Exercise instructions.
Repeat all of the records verbatim.

Provided data.
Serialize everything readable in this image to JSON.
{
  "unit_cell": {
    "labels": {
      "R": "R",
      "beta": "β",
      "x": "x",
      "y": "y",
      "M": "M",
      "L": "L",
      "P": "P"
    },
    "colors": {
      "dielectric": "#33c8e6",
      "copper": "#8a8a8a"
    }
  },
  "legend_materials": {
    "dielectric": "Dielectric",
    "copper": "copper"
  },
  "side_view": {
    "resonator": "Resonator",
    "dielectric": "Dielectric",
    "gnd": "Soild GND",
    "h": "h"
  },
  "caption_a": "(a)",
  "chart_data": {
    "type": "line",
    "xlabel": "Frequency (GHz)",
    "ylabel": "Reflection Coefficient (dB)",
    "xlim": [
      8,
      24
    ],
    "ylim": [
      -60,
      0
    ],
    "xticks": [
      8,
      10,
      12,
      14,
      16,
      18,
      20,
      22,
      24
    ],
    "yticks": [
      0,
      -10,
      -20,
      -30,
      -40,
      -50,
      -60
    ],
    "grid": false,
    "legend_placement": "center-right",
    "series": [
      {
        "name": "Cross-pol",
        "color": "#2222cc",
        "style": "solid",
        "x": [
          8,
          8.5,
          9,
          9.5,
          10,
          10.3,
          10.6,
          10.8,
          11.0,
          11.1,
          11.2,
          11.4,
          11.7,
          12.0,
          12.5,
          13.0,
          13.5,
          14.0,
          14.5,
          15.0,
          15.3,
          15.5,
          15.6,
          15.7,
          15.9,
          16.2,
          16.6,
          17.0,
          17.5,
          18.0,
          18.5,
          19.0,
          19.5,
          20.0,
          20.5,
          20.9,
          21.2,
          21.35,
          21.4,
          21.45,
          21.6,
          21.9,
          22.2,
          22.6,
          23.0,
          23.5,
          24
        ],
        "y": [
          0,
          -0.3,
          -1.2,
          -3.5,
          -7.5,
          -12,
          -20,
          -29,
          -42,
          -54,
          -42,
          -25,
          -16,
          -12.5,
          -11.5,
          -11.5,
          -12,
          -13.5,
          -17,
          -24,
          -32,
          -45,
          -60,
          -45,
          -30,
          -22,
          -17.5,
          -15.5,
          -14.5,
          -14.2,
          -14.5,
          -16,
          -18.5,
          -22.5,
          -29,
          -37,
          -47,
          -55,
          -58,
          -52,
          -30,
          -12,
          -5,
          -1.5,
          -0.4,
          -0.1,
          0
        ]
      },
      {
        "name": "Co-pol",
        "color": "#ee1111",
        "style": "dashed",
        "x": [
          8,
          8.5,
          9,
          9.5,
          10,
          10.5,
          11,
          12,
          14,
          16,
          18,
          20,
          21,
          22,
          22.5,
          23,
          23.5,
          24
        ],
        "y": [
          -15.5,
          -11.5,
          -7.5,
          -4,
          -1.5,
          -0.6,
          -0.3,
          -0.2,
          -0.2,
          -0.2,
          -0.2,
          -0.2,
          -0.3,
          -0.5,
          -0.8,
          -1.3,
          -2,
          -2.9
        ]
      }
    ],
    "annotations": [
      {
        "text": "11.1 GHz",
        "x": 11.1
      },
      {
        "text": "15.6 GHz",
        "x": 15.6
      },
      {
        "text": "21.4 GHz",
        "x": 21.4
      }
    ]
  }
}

Task response.
Serialize everything readable in this image to JSON.
{
  "unit_cell": {
    "labels": {
      "R": "R",
      "beta": "β",
      "x": "x",
      "y": "y",
      "M": "M",
      "L": "L",
      "P": "P"
    },
    "colors": {
      "dielectric": "#33c8e6",
      "copper": "#8a8a8a"
    }
  },
  "legend_materials": {
    "dielectric": "Dielectric",
    "copper": "copper"
  },
  "side_view": {
    "resonator": "Resonator",
    "dielectric": "Dielectric",
    "gnd": "Soild GND",
    "h": "h"
  },
  "caption_a": "(a)",
  "chart_data": {
    "type": "line",
    "xlabel": "Frequency (GHz)",
    "ylabel": "Reflection Coefficient (dB)",
    "xlim": [
      8,
      24
    ],
    "ylim": [
      -60,
      0
    ],
    "xticks": [
      8,
      10,
      12,
      14,
      16,
      18,
      20,
      22,
      24
    ],
    "yticks": [
      0,
      -10,
      -20,
      -30,
      -40,
      -50,
      -60
    ],
    "grid": false,
    "legend_placement": "center-right",
    "series": [
      {
        "name": "Cross-pol",
        "color": "#2222cc",
        "style": "solid",
        "x": [
          8,
          8.5,
          9,
          9.5,
          10,
          10.3,
          10.6,
          10.8,
          11.0,
          11.1,
          11.2,
          11.4,
          11.7,
          12.0,
          12.5,
          13.0,
          13.5,
          14.0,
          14.5,
          15.0,
          15.3,
          15.5,
          15.6,
          15.7,
          15.9,
          16.2,
          16.6,
          17.0,
          17.5,
          18.0,
          18.5,
          19.0,
          19.5,
          20.0,
          20.5,
          20.9,
          21.2,
          21.35,
          21.4,
          21.45,
          21.6,
          21.9,
          22.2,
          22.6,
          23.0,
          23.5,
          24
        ],
        "y": [
          0,
          -0.3,
          -1.2,
          -3.5,
          -7.5,
          -12,
          -20,
          -29,
          -42,
          -54,
          -42,
          -25,
          -16,
          -12.5,
          -11.5,
          -11.5,
          -12,
          -13.5,
          -17,
          -24,
          -32,
          -45,
          -60,
          -45,
          -30,
          -22,
          -17.5,
          -15.5,
          -14.5,
          -14.2,
          -14.5,
          -16,
          -18.5,
          -22.5,
          -29,
          -37,
          -47,
          -55,
          -58,
          -52,
          -30,
          -12,
          -5,
          -1.5,
          -0.4,
          -0.1,
          0
        ]
      },
      {
        "name": "Co-pol",
        "color": "#ee1111",
        "style": "dashed",
        "x": [
          8,
          8.5,
          9,
          9.5,
          10,
          10.5,
          11,
          12,
          14,
          16,
          18,
          20,
          21,
          22,
          22.5,
          23,
          23.5,
          24
        ],
        "y": [
          -15.5,
          -11.5,
          -7.5,
          -4,
          -1.5,
          -0.6,
          -0.3,
          -0.2,
          -0.2,
          -0.2,
          -0.2,
          -0.2,
          -0.3,
          -0.5,
          -0.8,
          -1.3,
          -2,
          -2.9
        ]
      }
    ],
    "annotations": [
      {
        "text": "11.1 GHz",
        "x": 11.1
      },
      {
        "text": "15.6 GHz",
        "x": 15.6
      },
      {
        "text": "21.4 GHz",
        "x": 21.4
      }
    ]
  }
}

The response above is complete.